** start Raw data **

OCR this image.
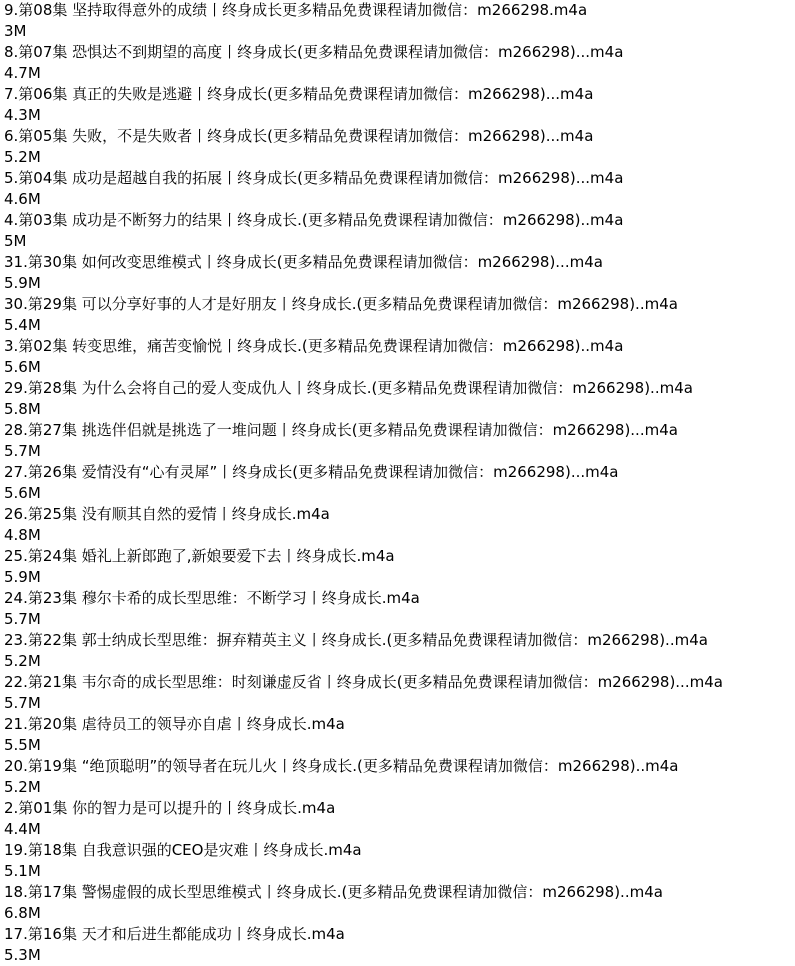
9.第08集 坚持取得意外的成绩丨终身成长更多精品免费课程请加微信：m266298.m4a
3M
8.第07集 恐惧达不到期望的高度丨终身成长(更多精品免费课程请加微信：m266298)...m4a
4.7M
7.第06集 真正的失败是逃避丨终身成长(更多精品免费课程请加微信：m266298)...m4a
4.3M
6.第05集 失败，不是失败者丨终身成长(更多精品免费课程请加微信：m266298)...m4a
5.2M
5.第04集 成功是超越自我的拓展丨终身成长(更多精品免费课程请加微信：m266298)...m4a
4.6M
4.第03集 成功是不断努力的结果丨终身成长.(更多精品免费课程请加微信：m266298)..m4a
5M
31.第30集 如何改变思维模式丨终身成长(更多精品免费课程请加微信：m266298)...m4a
5.9M
30.第29集 可以分享好事的人才是好朋友丨终身成长.(更多精品免费课程请加微信：m266298)..m4a
5.4M
3.第02集 转变思维，痛苦变愉悦丨终身成长.(更多精品免费课程请加微信：m266298)..m4a
5.6M
29.第28集 为什么会将自己的爱人变成仇人丨终身成长.(更多精品免费课程请加微信：m266298)..m4a
5.8M
28.第27集 挑选伴侣就是挑选了一堆问题丨终身成长(更多精品免费课程请加微信：m266298)...m4a
5.7M
27.第26集 爱情没有“心有灵犀”丨终身成长(更多精品免费课程请加微信：m266298)...m4a
5.6M
26.第25集 没有顺其自然的爱情丨终身成长.m4a
4.8M
25.第24集 婚礼上新郎跑了,新娘要爱下去丨终身成长.m4a
5.9M
24.第23集 穆尔卡希的成长型思维：不断学习丨终身成长.m4a
5.7M
23.第22集 郭士纳成长型思维：摒弃精英主义丨终身成长.(更多精品免费课程请加微信：m266298)..m4a
5.2M
22.第21集 韦尔奇的成长型思维：时刻谦虚反省丨终身成长(更多精品免费课程请加微信：m266298)...m4a
5.7M
21.第20集 虐待员工的领导亦自虐丨终身成长.m4a
5.5M
20.第19集 “绝顶聪明”的领导者在玩儿火丨终身成长.(更多精品免费课程请加微信：m266298)..m4a
5.2M
2.第01集 你的智力是可以提升的丨终身成长.m4a
4.4M
19.第18集 自我意识强的CEO是灾难丨终身成长.m4a
5.1M
18.第17集 警惕虚假的成长型思维模式丨终身成长.(更多精品免费课程请加微信：m266298)..m4a
6.8M
17.第16集 天才和后进生都能成功丨终身成长.m4a
5.3M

** end Raw data **

**What this task involves**
Restate the listing above word for word, and skip the pictures.

**Answer to this task**
OCR this image.
9.第08集 坚持取得意外的成绩丨终身成长更多精品免费课程请加微信：m266298.m4a
3M
8.第07集 恐惧达不到期望的高度丨终身成长(更多精品免费课程请加微信：m266298)...m4a
4.7M
7.第06集 真正的失败是逃避丨终身成长(更多精品免费课程请加微信：m266298)...m4a
4.3M
6.第05集 失败，不是失败者丨终身成长(更多精品免费课程请加微信：m266298)...m4a
5.2M
5.第04集 成功是超越自我的拓展丨终身成长(更多精品免费课程请加微信：m266298)...m4a
4.6M
4.第03集 成功是不断努力的结果丨终身成长.(更多精品免费课程请加微信：m266298)..m4a
5M
31.第30集 如何改变思维模式丨终身成长(更多精品免费课程请加微信：m266298)...m4a
5.9M
30.第29集 可以分享好事的人才是好朋友丨终身成长.(更多精品免费课程请加微信：m266298)..m4a
5.4M
3.第02集 转变思维，痛苦变愉悦丨终身成长.(更多精品免费课程请加微信：m266298)..m4a
5.6M
29.第28集 为什么会将自己的爱人变成仇人丨终身成长.(更多精品免费课程请加微信：m266298)..m4a
5.8M
28.第27集 挑选伴侣就是挑选了一堆问题丨终身成长(更多精品免费课程请加微信：m266298)...m4a
5.7M
27.第26集 爱情没有“心有灵犀”丨终身成长(更多精品免费课程请加微信：m266298)...m4a
5.6M
26.第25集 没有顺其自然的爱情丨终身成长.m4a
4.8M
25.第24集 婚礼上新郎跑了,新娘要爱下去丨终身成长.m4a
5.9M
24.第23集 穆尔卡希的成长型思维：不断学习丨终身成长.m4a
5.7M
23.第22集 郭士纳成长型思维：摒弃精英主义丨终身成长.(更多精品免费课程请加微信：m266298)..m4a
5.2M
22.第21集 韦尔奇的成长型思维：时刻谦虚反省丨终身成长(更多精品免费课程请加微信：m266298)...m4a
5.7M
21.第20集 虐待员工的领导亦自虐丨终身成长.m4a
5.5M
20.第19集 “绝顶聪明”的领导者在玩儿火丨终身成长.(更多精品免费课程请加微信：m266298)..m4a
5.2M
2.第01集 你的智力是可以提升的丨终身成长.m4a
4.4M
19.第18集 自我意识强的CEO是灾难丨终身成长.m4a
5.1M
18.第17集 警惕虚假的成长型思维模式丨终身成长.(更多精品免费课程请加微信：m266298)..m4a
6.8M
17.第16集 天才和后进生都能成功丨终身成长.m4a
5.3M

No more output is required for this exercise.